● **Exercise aim**
Read through the records below and copy each line that uses the word "ноябрь".

● **Records for this task**
-- BEGIN --
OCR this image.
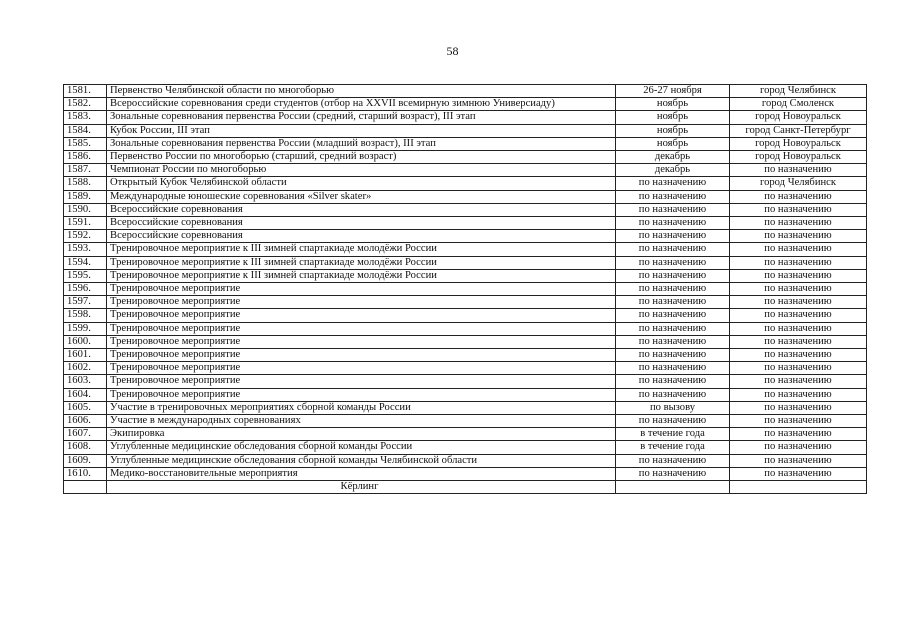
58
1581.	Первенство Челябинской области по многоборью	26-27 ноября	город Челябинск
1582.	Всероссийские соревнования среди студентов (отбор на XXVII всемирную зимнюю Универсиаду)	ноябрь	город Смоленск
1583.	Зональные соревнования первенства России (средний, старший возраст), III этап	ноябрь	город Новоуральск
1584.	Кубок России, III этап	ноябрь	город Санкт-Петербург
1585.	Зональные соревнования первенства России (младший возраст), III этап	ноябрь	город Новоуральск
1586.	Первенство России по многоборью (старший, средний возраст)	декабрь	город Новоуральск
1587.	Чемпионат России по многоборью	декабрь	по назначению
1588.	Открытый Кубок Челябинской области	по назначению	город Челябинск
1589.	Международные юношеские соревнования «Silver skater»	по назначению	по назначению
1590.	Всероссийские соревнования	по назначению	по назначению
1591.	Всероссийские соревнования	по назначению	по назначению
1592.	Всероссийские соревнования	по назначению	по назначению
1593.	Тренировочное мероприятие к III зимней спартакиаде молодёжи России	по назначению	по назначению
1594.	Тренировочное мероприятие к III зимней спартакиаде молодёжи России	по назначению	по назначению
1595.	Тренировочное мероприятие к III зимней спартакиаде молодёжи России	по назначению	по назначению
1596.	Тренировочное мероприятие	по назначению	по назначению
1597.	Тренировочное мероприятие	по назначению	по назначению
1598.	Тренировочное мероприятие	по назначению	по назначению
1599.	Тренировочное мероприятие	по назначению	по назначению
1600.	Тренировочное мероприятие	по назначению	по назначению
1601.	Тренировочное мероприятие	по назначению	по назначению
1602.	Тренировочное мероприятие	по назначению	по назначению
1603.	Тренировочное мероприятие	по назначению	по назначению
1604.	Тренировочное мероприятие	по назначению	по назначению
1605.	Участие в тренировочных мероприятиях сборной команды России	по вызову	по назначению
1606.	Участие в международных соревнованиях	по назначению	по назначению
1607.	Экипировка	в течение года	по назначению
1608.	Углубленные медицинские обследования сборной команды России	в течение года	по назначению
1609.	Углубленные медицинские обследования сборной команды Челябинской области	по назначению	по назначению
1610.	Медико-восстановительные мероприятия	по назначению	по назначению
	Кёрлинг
-- END --
-- BEGIN --
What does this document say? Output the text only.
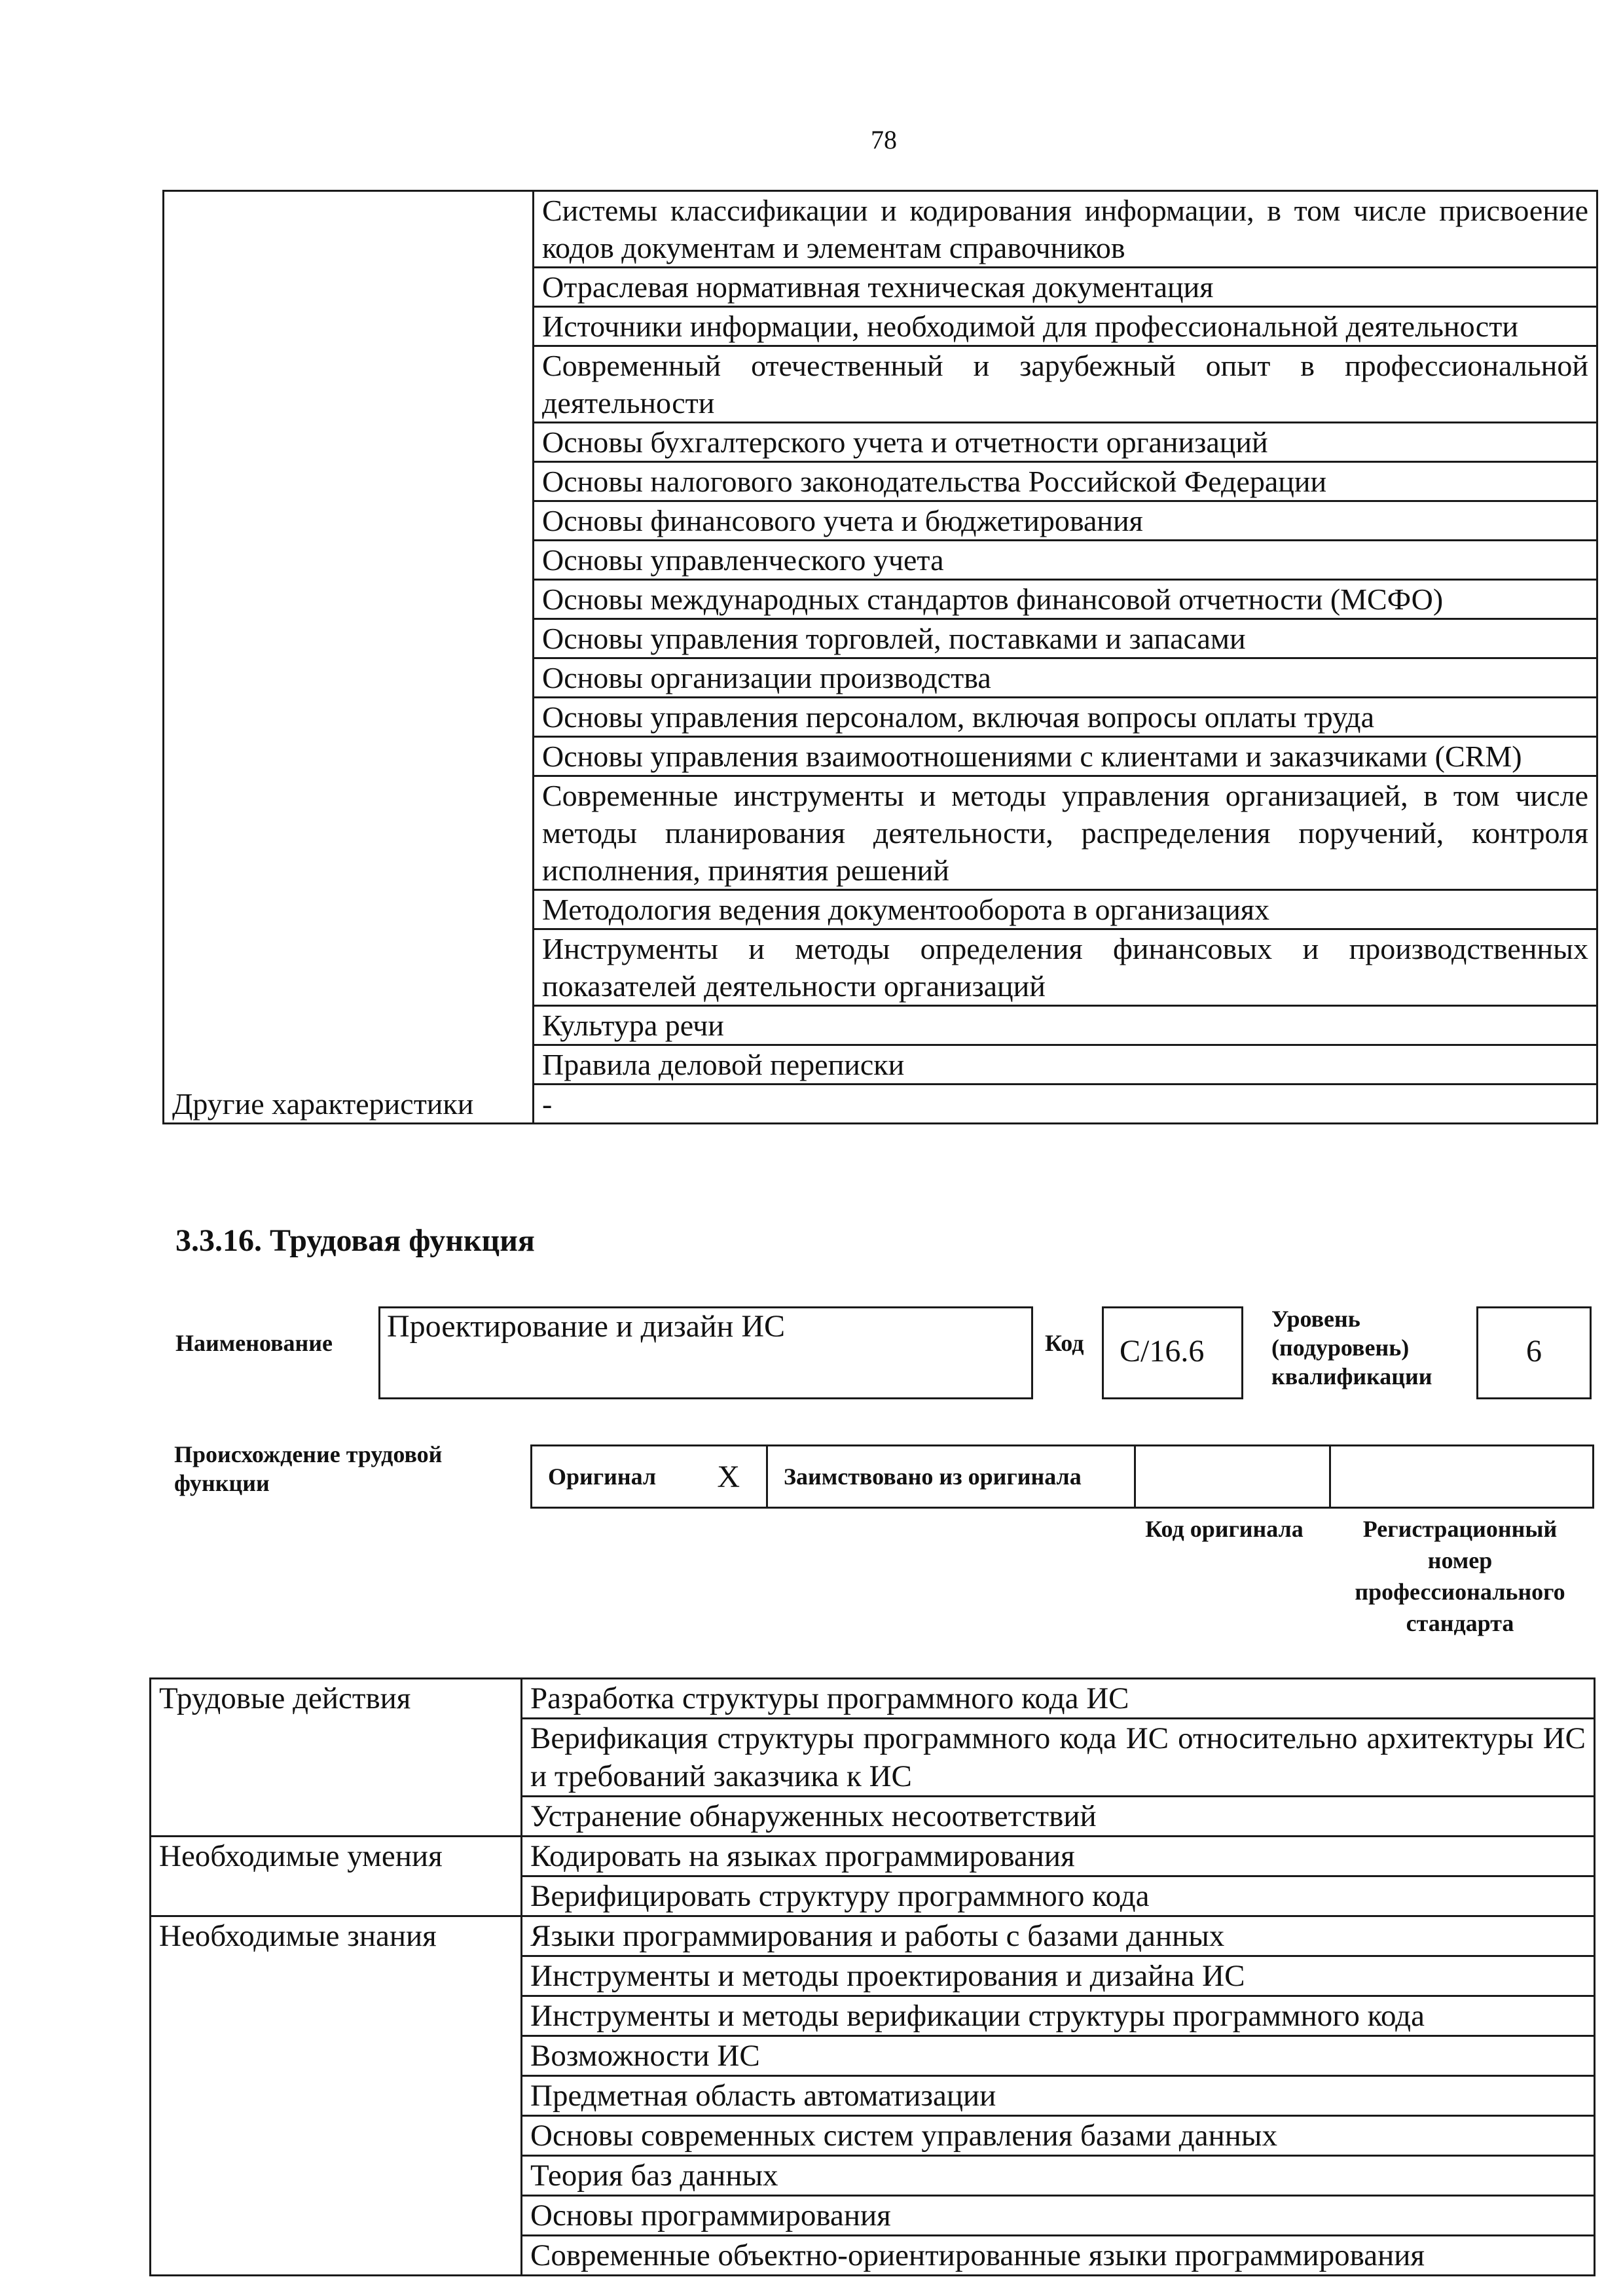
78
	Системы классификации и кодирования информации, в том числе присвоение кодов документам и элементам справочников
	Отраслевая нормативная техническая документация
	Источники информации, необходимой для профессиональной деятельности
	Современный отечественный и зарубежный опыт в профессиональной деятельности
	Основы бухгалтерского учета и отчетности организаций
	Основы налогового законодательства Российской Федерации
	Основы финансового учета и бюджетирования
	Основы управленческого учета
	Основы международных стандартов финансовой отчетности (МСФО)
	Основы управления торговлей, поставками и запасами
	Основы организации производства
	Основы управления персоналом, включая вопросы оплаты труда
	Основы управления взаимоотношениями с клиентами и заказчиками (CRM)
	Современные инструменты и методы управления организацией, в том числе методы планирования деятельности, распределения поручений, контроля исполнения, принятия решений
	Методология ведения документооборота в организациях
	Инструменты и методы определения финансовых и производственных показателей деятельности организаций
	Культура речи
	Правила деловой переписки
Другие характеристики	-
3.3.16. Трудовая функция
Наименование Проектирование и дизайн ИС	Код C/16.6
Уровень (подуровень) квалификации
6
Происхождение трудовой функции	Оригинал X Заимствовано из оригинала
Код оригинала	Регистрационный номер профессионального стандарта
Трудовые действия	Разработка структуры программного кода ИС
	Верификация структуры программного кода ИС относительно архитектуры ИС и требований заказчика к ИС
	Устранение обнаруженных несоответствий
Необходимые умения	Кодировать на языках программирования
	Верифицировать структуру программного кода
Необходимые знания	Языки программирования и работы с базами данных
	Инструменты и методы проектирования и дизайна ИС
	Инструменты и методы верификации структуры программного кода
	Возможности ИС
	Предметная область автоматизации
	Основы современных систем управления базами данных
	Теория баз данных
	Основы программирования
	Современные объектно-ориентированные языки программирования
-- END --
● **Written solution**
1582.	Всероссийские соревнования среди студентов (отбор на XXVII всемирную зимнюю Универсиаду)	ноябрь	город Смоленск
1583.	Зональные соревнования первенства России (средний, старший возраст), III этап	ноябрь	город Новоуральск
1584.	Кубок России, III этап	ноябрь	город Санкт-Петербург
1585.	Зональные соревнования первенства России (младший возраст), III этап	ноябрь	город Новоуральск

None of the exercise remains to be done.